[START OF Given records]

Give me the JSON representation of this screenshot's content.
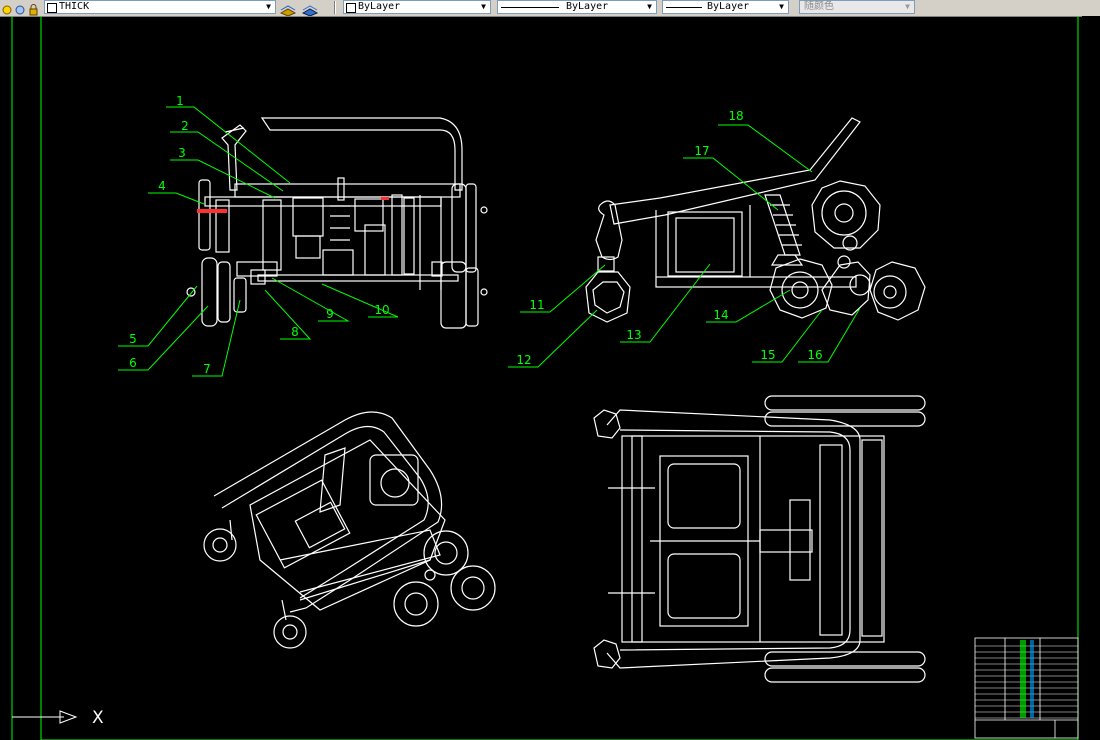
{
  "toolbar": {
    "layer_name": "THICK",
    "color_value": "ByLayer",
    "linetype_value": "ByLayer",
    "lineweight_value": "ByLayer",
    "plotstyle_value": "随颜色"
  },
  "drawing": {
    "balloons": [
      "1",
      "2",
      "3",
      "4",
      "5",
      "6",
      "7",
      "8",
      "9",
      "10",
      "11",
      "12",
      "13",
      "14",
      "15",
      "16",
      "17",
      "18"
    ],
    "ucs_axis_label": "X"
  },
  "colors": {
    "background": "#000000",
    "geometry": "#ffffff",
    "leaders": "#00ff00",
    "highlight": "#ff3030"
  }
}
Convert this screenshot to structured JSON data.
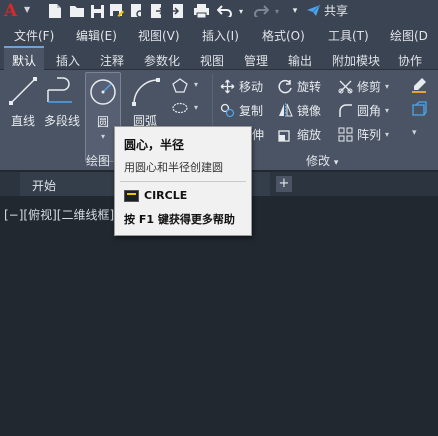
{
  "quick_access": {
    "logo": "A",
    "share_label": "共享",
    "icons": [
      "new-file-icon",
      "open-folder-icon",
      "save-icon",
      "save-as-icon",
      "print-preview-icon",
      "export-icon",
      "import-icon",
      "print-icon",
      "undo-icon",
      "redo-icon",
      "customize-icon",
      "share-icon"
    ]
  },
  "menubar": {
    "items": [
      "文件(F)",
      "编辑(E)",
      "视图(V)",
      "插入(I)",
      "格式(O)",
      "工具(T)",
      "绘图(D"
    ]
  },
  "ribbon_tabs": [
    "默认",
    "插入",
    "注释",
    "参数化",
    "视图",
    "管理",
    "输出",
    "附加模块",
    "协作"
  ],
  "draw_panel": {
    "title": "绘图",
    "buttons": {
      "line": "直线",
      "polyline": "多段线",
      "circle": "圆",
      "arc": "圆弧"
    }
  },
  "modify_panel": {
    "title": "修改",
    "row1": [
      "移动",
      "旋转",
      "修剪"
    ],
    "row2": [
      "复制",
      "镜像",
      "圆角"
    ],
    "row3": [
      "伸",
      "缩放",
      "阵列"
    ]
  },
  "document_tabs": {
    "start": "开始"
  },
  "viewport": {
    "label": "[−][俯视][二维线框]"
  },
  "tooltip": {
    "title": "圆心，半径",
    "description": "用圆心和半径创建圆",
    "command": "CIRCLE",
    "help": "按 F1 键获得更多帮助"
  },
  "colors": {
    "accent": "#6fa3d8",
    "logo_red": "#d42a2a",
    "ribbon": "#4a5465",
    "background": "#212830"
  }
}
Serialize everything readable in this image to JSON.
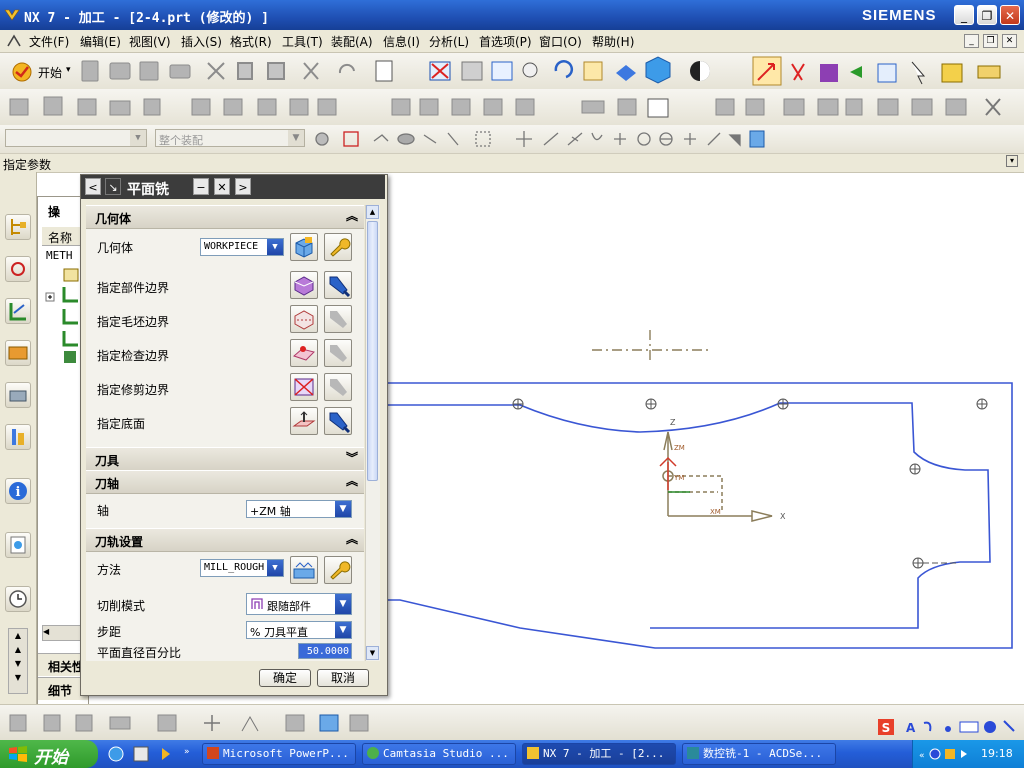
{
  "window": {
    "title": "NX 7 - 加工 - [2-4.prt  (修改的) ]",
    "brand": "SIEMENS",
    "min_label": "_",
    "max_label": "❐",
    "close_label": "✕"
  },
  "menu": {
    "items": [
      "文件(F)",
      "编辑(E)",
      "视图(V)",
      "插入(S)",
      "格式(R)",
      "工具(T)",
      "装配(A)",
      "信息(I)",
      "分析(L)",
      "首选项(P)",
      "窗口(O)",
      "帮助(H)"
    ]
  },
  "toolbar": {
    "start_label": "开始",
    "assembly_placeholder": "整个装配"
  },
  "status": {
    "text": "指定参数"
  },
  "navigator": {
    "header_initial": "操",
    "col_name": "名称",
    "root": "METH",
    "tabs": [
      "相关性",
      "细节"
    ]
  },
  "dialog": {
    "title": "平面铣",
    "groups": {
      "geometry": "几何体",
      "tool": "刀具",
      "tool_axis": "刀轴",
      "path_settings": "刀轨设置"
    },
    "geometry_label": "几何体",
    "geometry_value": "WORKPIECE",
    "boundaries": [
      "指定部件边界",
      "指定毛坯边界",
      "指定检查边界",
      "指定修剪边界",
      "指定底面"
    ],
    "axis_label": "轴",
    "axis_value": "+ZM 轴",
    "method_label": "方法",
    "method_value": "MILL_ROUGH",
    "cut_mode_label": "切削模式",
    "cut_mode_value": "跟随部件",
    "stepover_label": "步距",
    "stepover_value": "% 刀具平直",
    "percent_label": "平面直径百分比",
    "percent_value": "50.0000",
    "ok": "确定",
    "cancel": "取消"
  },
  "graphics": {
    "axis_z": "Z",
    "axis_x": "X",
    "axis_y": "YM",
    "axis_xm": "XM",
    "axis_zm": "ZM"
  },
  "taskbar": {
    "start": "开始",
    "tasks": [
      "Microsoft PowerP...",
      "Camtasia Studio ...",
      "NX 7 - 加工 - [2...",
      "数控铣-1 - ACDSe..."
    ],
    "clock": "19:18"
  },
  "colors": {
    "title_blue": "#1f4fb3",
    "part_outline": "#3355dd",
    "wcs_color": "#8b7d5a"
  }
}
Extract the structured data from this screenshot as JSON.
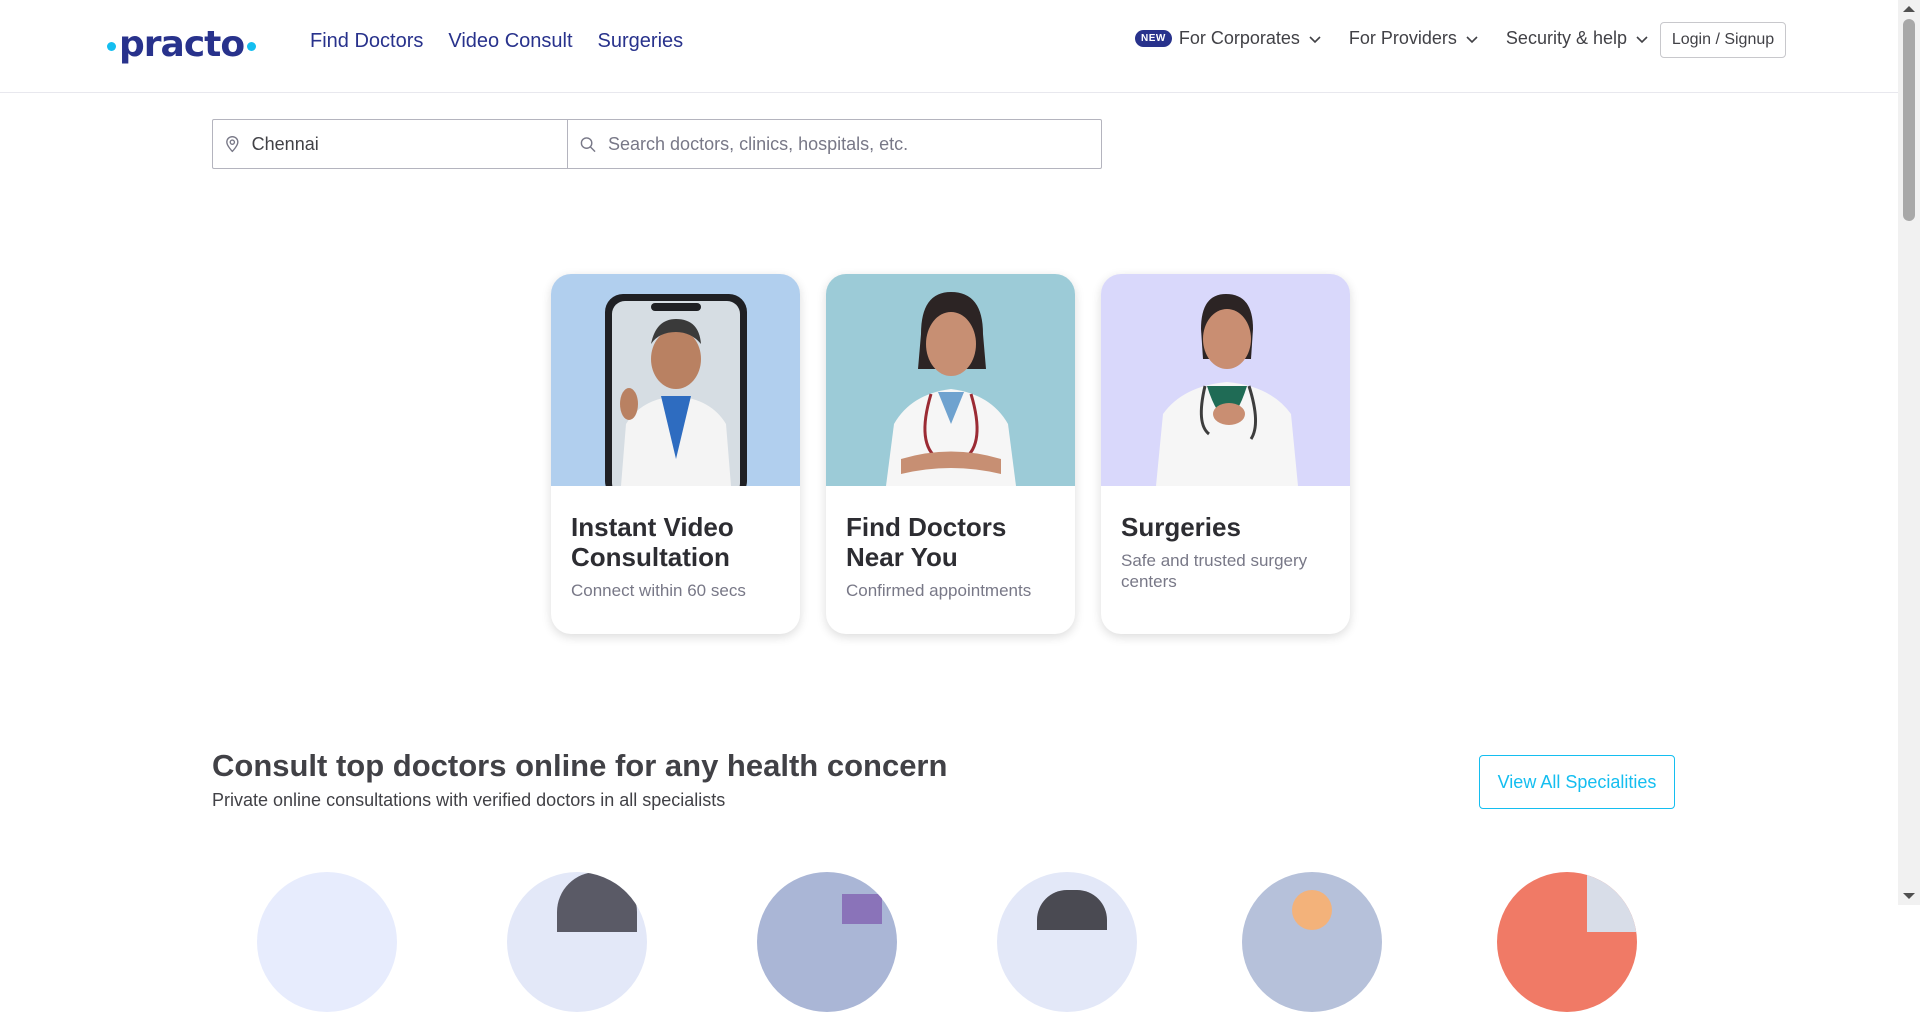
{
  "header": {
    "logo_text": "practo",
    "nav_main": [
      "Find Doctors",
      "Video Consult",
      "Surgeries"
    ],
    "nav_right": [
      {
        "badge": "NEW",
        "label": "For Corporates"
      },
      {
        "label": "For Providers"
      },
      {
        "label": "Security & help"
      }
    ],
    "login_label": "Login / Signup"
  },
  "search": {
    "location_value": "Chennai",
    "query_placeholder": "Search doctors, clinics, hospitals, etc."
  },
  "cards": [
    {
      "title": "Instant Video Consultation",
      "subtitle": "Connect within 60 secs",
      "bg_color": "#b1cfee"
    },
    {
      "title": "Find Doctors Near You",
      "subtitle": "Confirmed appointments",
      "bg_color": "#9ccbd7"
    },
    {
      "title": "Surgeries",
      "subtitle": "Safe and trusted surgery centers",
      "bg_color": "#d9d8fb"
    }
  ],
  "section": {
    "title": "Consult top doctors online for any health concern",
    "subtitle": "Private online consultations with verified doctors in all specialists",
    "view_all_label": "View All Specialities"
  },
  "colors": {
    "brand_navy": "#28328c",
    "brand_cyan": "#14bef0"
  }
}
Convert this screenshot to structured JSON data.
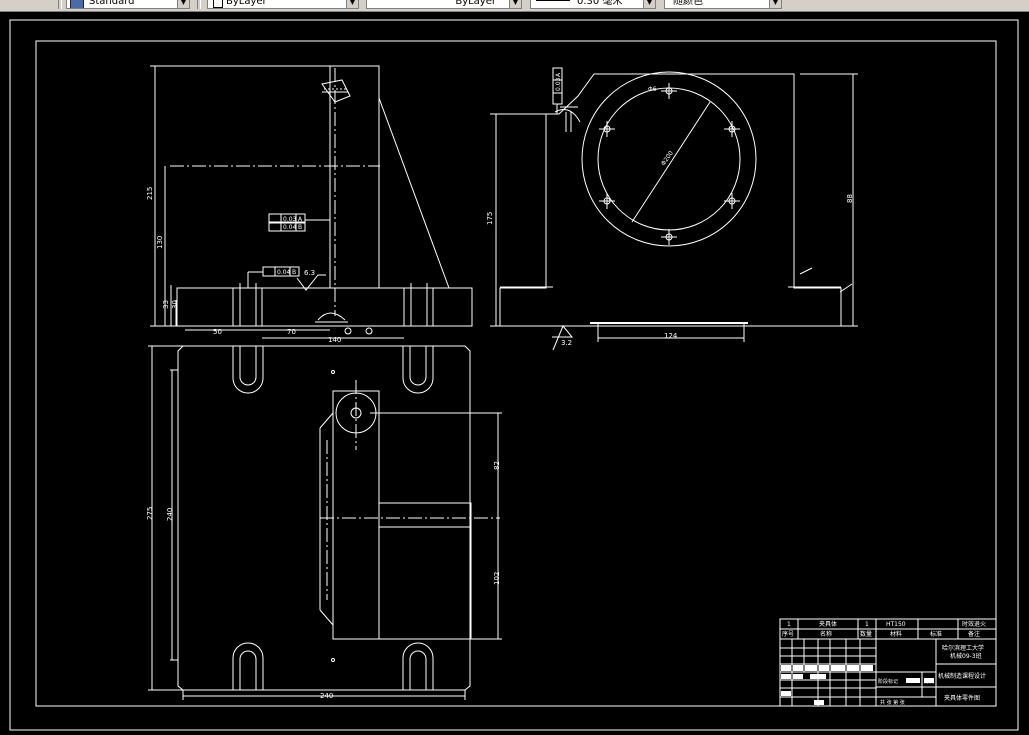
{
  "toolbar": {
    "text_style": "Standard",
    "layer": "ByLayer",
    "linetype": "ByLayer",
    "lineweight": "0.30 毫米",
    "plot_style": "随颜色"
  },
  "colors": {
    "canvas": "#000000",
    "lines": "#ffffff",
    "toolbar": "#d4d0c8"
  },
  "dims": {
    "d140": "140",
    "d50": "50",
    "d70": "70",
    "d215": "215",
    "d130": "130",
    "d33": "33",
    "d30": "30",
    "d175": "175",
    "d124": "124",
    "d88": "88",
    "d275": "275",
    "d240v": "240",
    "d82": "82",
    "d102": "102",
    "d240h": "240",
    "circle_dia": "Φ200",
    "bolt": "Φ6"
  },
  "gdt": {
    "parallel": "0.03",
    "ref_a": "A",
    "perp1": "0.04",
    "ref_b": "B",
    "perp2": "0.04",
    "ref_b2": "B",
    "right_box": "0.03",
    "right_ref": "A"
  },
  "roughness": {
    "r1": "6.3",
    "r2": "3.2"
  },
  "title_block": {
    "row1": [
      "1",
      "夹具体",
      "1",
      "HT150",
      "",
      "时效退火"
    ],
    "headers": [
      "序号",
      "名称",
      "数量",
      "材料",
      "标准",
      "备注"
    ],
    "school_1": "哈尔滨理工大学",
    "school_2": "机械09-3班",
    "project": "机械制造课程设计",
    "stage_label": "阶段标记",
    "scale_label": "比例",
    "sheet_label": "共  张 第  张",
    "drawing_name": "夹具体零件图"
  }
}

[END OF Given records]

● What to produce: Count every line above that holds the word "subtitle", and state the number and nothing more.

● Written response: 4